> **EXERCISE DETAILS**:
Write down every entry below once more, exactly.
#### RAW RECORDS
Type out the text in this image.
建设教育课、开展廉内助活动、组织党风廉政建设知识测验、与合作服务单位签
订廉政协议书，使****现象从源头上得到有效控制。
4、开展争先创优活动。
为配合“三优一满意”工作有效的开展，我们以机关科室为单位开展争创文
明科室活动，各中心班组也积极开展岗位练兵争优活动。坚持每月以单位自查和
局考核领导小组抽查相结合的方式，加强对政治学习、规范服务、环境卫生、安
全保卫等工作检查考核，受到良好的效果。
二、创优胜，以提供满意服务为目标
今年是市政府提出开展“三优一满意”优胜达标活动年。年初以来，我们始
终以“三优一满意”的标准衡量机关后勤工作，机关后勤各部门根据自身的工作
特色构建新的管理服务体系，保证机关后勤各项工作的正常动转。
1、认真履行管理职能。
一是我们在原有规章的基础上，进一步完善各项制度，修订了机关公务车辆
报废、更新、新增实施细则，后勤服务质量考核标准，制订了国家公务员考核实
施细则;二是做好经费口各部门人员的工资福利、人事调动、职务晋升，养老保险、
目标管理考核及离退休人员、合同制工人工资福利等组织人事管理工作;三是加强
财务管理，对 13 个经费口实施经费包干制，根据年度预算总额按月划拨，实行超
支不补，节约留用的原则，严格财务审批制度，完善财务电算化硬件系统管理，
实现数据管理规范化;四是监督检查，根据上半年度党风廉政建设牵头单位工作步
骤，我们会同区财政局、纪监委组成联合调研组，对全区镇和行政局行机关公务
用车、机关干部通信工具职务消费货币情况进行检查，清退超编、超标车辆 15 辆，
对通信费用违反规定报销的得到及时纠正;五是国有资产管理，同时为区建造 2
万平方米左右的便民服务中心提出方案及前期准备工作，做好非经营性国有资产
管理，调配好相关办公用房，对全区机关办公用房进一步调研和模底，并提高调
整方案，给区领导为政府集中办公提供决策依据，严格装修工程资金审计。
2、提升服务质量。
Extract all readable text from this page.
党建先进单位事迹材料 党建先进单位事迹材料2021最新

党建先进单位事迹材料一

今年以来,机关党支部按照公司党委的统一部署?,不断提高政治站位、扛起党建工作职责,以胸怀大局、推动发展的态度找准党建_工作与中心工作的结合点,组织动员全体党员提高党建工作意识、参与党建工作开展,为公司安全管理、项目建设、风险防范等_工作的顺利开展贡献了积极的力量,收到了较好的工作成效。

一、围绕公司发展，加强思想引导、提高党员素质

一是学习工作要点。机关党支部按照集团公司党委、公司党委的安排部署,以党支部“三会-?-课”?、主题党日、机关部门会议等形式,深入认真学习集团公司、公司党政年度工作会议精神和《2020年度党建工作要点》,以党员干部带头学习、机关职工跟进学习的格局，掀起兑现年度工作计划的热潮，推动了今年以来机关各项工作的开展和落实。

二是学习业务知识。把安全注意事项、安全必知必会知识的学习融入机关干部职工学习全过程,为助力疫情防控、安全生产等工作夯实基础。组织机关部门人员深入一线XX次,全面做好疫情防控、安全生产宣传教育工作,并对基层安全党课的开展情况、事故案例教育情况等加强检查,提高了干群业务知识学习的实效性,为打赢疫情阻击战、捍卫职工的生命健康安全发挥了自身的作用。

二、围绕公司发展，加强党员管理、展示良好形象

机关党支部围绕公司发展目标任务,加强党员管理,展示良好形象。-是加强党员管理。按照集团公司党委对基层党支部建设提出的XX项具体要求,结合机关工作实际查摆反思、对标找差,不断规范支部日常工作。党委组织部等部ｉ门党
########
> **TASK ANSWER**:
Type out the text in this image.
建设教育课、开展廉内助活动、组织党风廉政建设知识测验、与合作服务单位签
订廉政协议书，使****现象从源头上得到有效控制。
4、开展争先创优活动。
为配合“三优一满意”工作有效的开展，我们以机关科室为单位开展争创文
明科室活动，各中心班组也积极开展岗位练兵争优活动。坚持每月以单位自查和
局考核领导小组抽查相结合的方式，加强对政治学习、规范服务、环境卫生、安
全保卫等工作检查考核，受到良好的效果。
二、创优胜，以提供满意服务为目标
今年是市政府提出开展“三优一满意”优胜达标活动年。年初以来，我们始
终以“三优一满意”的标准衡量机关后勤工作，机关后勤各部门根据自身的工作
特色构建新的管理服务体系，保证机关后勤各项工作的正常动转。
1、认真履行管理职能。
一是我们在原有规章的基础上，进一步完善各项制度，修订了机关公务车辆
报废、更新、新增实施细则，后勤服务质量考核标准，制订了国家公务员考核实
施细则;二是做好经费口各部门人员的工资福利、人事调动、职务晋升，养老保险、
目标管理考核及离退休人员、合同制工人工资福利等组织人事管理工作;三是加强
财务管理，对 13 个经费口实施经费包干制，根据年度预算总额按月划拨，实行超
支不补，节约留用的原则，严格财务审批制度，完善财务电算化硬件系统管理，
实现数据管理规范化;四是监督检查，根据上半年度党风廉政建设牵头单位工作步
骤，我们会同区财政局、纪监委组成联合调研组，对全区镇和行政局行机关公务
用车、机关干部通信工具职务消费货币情况进行检查，清退超编、超标车辆 15 辆，
对通信费用违反规定报销的得到及时纠正;五是国有资产管理，同时为区建造 2
万平方米左右的便民服务中心提出方案及前期准备工作，做好非经营性国有资产
管理，调配好相关办公用房，对全区机关办公用房进一步调研和模底，并提高调
整方案，给区领导为政府集中办公提供决策依据，严格装修工程资金审计。
2、提升服务质量。
Extract all readable text from this page.
党建先进单位事迹材料 党建先进单位事迹材料2021最新

党建先进单位事迹材料一

今年以来,机关党支部按照公司党委的统一部署?,不断提高政治站位、扛起党建工作职责,以胸怀大局、推动发展的态度找准党建_工作与中心工作的结合点,组织动员全体党员提高党建工作意识、参与党建工作开展,为公司安全管理、项目建设、风险防范等_工作的顺利开展贡献了积极的力量,收到了较好的工作成效。

一、围绕公司发展，加强思想引导、提高党员素质

一是学习工作要点。机关党支部按照集团公司党委、公司党委的安排部署,以党支部“三会-?-课”?、主题党日、机关部门会议等形式,深入认真学习集团公司、公司党政年度工作会议精神和《2020年度党建工作要点》,以党员干部带头学习、机关职工跟进学习的格局，掀起兑现年度工作计划的热潮，推动了今年以来机关各项工作的开展和落实。

二是学习业务知识。把安全注意事项、安全必知必会知识的学习融入机关干部职工学习全过程,为助力疫情防控、安全生产等工作夯实基础。组织机关部门人员深入一线XX次,全面做好疫情防控、安全生产宣传教育工作,并对基层安全党课的开展情况、事故案例教育情况等加强检查,提高了干群业务知识学习的实效性,为打赢疫情阻击战、捍卫职工的生命健康安全发挥了自身的作用。

二、围绕公司发展，加强党员管理、展示良好形象

机关党支部围绕公司发展目标任务,加强党员管理,展示良好形象。-是加强党员管理。按照集团公司党委对基层党支部建设提出的XX项具体要求,结合机关工作实际查摆反思、对标找差,不断规范支部日常工作。党委组织部等部ｉ门党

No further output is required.